**Directions:** Restate the whole listing word for word. Pictures are left out.

**Task inputs:**
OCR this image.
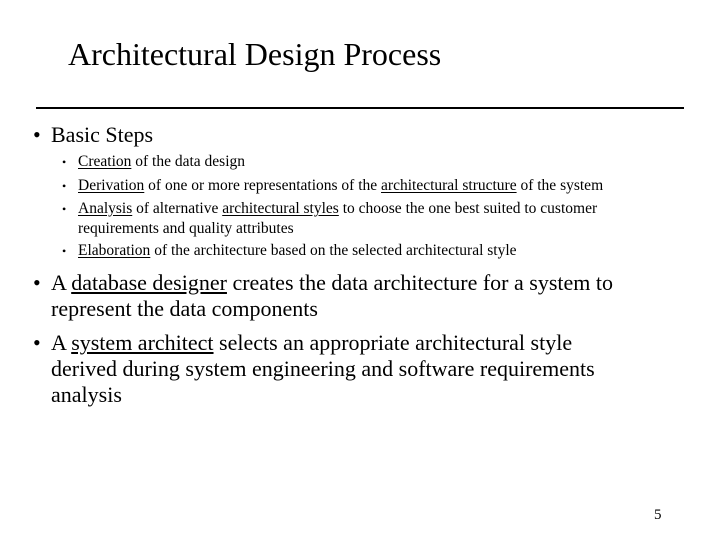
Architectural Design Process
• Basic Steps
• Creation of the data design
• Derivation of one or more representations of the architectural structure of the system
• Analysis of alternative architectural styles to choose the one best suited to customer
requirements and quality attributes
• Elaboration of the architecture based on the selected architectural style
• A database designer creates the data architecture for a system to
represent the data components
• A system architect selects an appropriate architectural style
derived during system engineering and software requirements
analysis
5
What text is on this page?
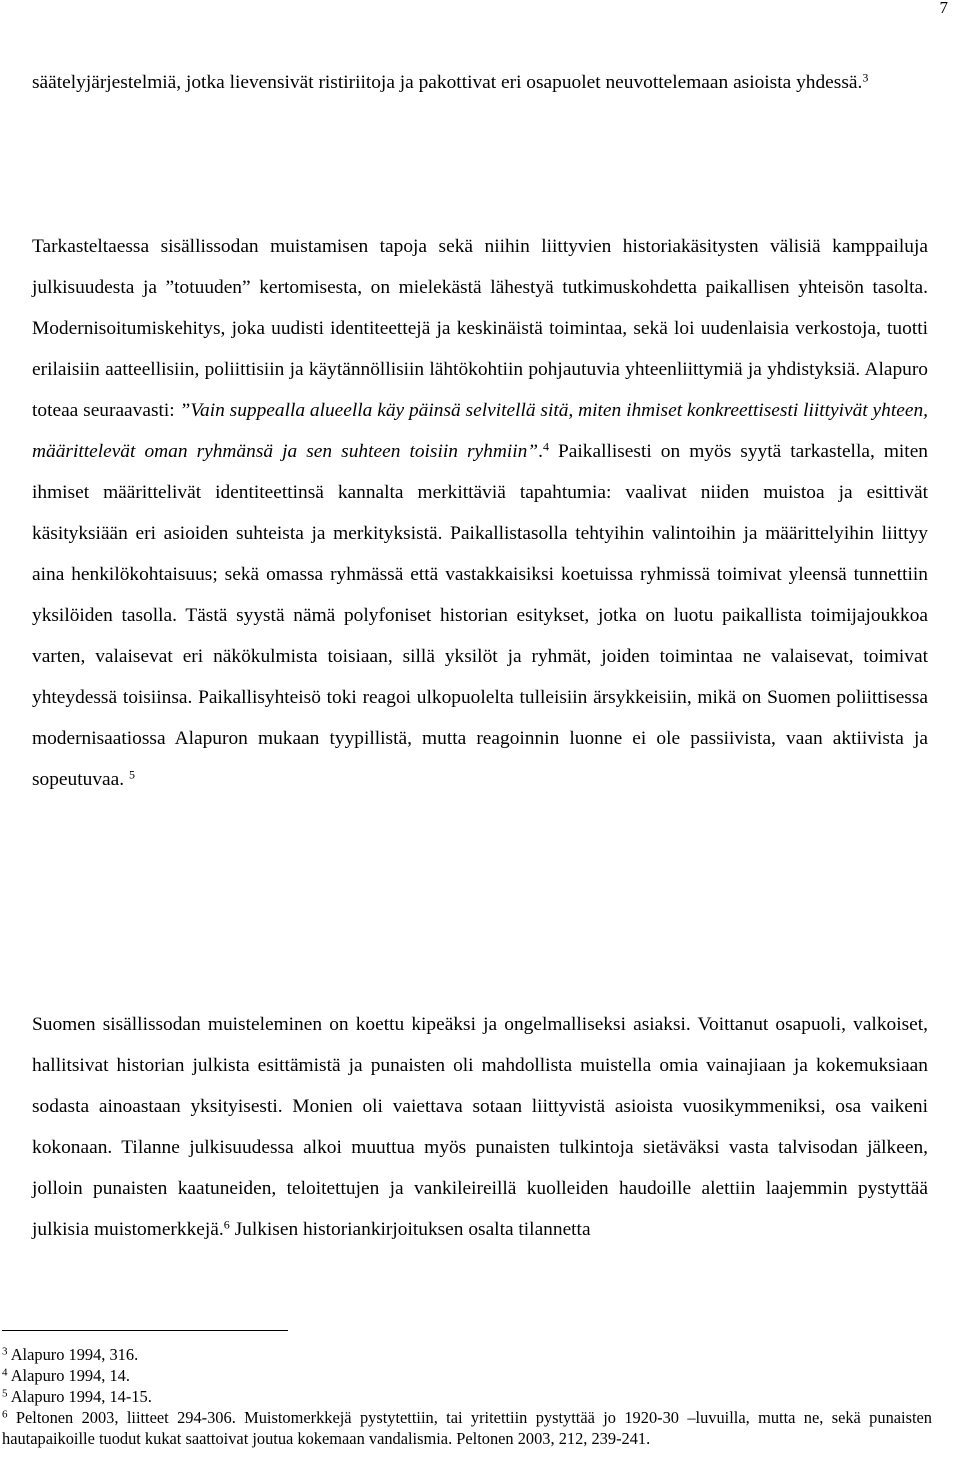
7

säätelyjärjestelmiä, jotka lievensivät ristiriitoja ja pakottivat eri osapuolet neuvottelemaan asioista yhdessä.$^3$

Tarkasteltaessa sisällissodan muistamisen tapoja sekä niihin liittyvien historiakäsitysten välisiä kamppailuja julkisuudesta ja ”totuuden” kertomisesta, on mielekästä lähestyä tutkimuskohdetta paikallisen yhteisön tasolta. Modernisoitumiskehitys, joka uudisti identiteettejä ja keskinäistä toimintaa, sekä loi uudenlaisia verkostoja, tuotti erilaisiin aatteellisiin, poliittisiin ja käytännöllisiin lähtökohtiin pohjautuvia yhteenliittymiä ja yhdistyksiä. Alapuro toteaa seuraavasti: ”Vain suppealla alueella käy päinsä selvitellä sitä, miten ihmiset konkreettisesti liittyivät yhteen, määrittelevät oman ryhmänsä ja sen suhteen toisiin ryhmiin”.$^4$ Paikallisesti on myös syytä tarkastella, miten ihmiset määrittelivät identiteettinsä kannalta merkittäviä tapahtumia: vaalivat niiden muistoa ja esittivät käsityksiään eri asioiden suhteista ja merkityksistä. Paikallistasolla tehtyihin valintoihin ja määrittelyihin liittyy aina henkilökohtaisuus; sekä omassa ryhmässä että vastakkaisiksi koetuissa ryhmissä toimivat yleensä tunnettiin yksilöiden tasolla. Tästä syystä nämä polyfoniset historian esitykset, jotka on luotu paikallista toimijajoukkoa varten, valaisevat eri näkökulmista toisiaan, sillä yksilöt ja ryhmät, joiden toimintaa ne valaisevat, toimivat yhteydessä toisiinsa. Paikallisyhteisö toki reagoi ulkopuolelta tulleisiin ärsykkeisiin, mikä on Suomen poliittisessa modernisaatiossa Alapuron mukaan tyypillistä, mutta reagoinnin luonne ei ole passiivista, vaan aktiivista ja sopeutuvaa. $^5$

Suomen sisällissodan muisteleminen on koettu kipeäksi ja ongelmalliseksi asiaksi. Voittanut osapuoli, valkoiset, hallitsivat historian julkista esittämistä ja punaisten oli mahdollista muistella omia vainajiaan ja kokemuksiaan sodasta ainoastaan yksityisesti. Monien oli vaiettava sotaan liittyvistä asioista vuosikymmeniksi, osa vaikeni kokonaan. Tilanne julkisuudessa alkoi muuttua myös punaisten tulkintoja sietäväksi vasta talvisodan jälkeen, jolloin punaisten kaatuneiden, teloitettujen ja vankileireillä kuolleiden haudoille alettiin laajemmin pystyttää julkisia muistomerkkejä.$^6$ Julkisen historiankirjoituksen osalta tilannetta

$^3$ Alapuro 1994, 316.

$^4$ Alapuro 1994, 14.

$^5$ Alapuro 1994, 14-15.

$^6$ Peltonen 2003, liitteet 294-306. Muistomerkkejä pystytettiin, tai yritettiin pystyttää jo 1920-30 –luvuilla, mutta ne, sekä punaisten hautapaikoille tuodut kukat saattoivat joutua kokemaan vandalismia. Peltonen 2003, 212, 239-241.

**Response below:**
OCR this image.
Architectural Design Process
• Basic Steps
• Creation of the data design
• Derivation of one or more representations of the architectural structure of the system
• Analysis of alternative architectural styles to choose the one best suited to customer
requirements and quality attributes
• Elaboration of the architecture based on the selected architectural style
• A database designer creates the data architecture for a system to
represent the data components
• A system architect selects an appropriate architectural style
derived during system engineering and software requirements
analysis
5
What text is on this page?
7

säätelyjärjestelmiä, jotka lievensivät ristiriitoja ja pakottivat eri osapuolet neuvottelemaan asioista yhdessä.$^3$

Tarkasteltaessa sisällissodan muistamisen tapoja sekä niihin liittyvien historiakäsitysten välisiä kamppailuja julkisuudesta ja ”totuuden” kertomisesta, on mielekästä lähestyä tutkimuskohdetta paikallisen yhteisön tasolta. Modernisoitumiskehitys, joka uudisti identiteettejä ja keskinäistä toimintaa, sekä loi uudenlaisia verkostoja, tuotti erilaisiin aatteellisiin, poliittisiin ja käytännöllisiin lähtökohtiin pohjautuvia yhteenliittymiä ja yhdistyksiä. Alapuro toteaa seuraavasti: ”Vain suppealla alueella käy päinsä selvitellä sitä, miten ihmiset konkreettisesti liittyivät yhteen, määrittelevät oman ryhmänsä ja sen suhteen toisiin ryhmiin”.$^4$ Paikallisesti on myös syytä tarkastella, miten ihmiset määrittelivät identiteettinsä kannalta merkittäviä tapahtumia: vaalivat niiden muistoa ja esittivät käsityksiään eri asioiden suhteista ja merkityksistä. Paikallistasolla tehtyihin valintoihin ja määrittelyihin liittyy aina henkilökohtaisuus; sekä omassa ryhmässä että vastakkaisiksi koetuissa ryhmissä toimivat yleensä tunnettiin yksilöiden tasolla. Tästä syystä nämä polyfoniset historian esitykset, jotka on luotu paikallista toimijajoukkoa varten, valaisevat eri näkökulmista toisiaan, sillä yksilöt ja ryhmät, joiden toimintaa ne valaisevat, toimivat yhteydessä toisiinsa. Paikallisyhteisö toki reagoi ulkopuolelta tulleisiin ärsykkeisiin, mikä on Suomen poliittisessa modernisaatiossa Alapuron mukaan tyypillistä, mutta reagoinnin luonne ei ole passiivista, vaan aktiivista ja sopeutuvaa. $^5$

Suomen sisällissodan muisteleminen on koettu kipeäksi ja ongelmalliseksi asiaksi. Voittanut osapuoli, valkoiset, hallitsivat historian julkista esittämistä ja punaisten oli mahdollista muistella omia vainajiaan ja kokemuksiaan sodasta ainoastaan yksityisesti. Monien oli vaiettava sotaan liittyvistä asioista vuosikymmeniksi, osa vaikeni kokonaan. Tilanne julkisuudessa alkoi muuttua myös punaisten tulkintoja sietäväksi vasta talvisodan jälkeen, jolloin punaisten kaatuneiden, teloitettujen ja vankileireillä kuolleiden haudoille alettiin laajemmin pystyttää julkisia muistomerkkejä.$^6$ Julkisen historiankirjoituksen osalta tilannetta

$^3$ Alapuro 1994, 316.

$^4$ Alapuro 1994, 14.

$^5$ Alapuro 1994, 14-15.

$^6$ Peltonen 2003, liitteet 294-306. Muistomerkkejä pystytettiin, tai yritettiin pystyttää jo 1920-30 –luvuilla, mutta ne, sekä punaisten hautapaikoille tuodut kukat saattoivat joutua kokemaan vandalismia. Peltonen 2003, 212, 239-241.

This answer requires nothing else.